EXERCISE DATA:
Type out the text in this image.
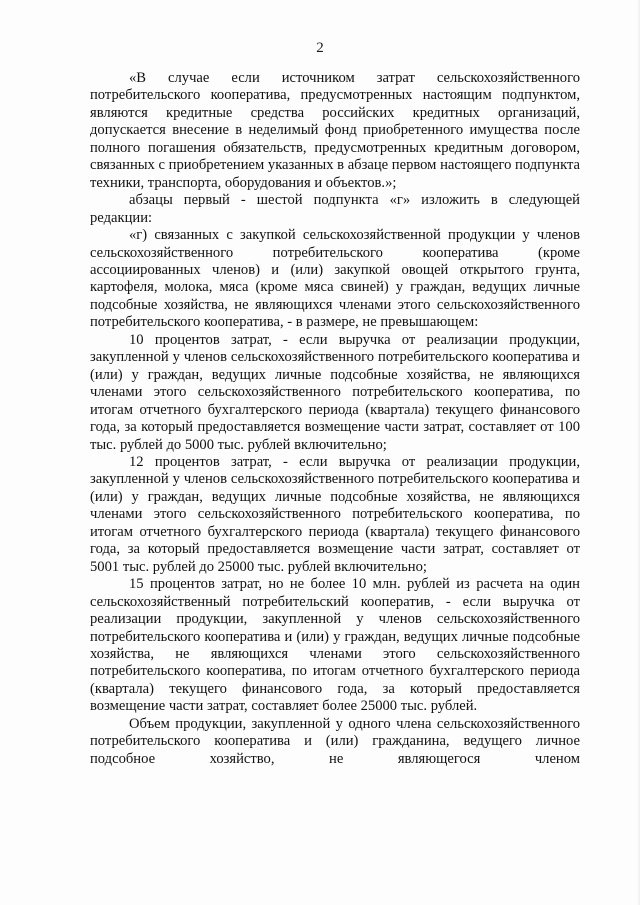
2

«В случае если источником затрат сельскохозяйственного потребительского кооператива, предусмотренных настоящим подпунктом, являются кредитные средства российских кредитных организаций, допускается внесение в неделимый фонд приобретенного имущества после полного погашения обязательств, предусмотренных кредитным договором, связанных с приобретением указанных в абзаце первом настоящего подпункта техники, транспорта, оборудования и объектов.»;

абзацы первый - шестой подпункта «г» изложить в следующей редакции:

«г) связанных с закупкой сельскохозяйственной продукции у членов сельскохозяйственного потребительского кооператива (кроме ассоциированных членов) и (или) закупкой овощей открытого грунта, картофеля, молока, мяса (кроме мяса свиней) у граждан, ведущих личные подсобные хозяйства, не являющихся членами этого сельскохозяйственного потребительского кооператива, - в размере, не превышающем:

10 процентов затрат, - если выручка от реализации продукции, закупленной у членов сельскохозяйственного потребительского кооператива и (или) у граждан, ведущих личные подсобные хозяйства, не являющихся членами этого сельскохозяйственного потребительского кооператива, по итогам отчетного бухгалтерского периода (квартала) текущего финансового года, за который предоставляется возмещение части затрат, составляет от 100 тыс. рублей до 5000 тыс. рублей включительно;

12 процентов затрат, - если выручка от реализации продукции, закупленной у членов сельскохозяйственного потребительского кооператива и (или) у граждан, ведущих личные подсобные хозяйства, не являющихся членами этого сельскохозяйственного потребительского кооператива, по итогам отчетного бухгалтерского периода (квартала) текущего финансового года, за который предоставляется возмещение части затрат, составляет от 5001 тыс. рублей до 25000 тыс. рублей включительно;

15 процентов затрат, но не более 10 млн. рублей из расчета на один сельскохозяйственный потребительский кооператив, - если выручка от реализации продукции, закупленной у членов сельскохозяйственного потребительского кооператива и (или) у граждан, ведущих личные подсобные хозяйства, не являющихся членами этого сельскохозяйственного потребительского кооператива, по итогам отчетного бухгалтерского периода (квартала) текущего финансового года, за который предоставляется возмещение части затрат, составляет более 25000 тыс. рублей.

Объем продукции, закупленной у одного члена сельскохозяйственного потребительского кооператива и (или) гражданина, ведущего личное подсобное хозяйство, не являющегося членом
* * *
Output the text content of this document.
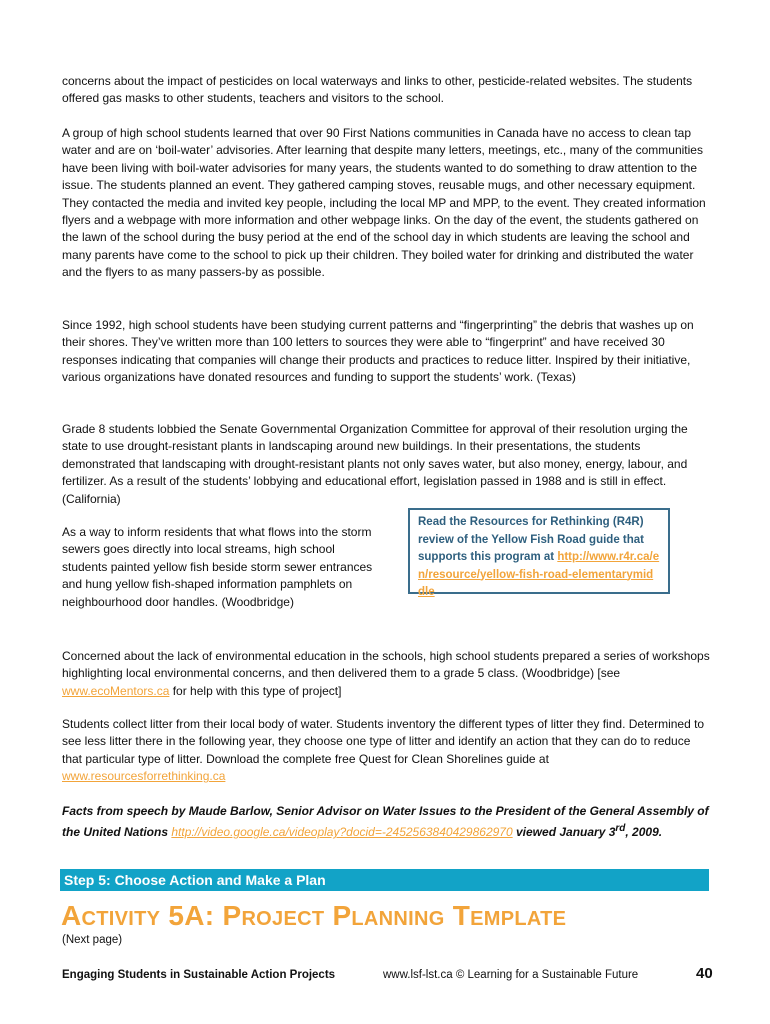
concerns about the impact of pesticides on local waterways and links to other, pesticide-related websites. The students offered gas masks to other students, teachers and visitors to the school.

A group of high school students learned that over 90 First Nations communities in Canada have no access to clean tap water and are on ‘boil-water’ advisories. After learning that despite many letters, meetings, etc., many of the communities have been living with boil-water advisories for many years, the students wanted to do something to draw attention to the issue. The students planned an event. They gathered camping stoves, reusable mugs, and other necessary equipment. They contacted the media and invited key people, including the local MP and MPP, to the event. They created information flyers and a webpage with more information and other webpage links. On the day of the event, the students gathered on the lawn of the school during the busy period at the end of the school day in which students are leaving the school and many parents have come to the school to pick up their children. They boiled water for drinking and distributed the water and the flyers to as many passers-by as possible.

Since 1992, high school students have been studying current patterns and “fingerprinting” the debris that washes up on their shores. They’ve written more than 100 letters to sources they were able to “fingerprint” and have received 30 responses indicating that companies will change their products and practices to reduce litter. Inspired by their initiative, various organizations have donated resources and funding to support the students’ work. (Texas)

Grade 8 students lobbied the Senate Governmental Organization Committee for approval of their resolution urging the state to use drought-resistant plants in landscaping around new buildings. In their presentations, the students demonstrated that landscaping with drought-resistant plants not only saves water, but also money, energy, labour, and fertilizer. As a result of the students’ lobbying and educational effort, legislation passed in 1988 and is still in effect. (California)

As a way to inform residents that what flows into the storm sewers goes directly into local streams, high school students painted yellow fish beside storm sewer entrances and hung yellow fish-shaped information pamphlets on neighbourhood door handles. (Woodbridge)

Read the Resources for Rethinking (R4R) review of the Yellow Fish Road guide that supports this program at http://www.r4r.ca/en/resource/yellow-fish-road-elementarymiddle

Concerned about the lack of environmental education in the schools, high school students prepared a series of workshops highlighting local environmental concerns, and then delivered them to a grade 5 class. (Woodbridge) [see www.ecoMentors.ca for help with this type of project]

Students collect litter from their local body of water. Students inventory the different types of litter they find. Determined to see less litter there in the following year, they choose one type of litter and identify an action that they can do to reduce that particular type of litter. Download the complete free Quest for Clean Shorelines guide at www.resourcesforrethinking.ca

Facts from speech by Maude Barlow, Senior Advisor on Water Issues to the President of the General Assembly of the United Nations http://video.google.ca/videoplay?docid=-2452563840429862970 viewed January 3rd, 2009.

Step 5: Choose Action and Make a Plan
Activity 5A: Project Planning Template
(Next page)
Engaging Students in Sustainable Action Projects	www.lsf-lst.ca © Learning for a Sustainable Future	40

EXERCISE:
Say how many lines of the listing above contain "text", with no other words.

RESULT FOR THIS EXERCISE:
2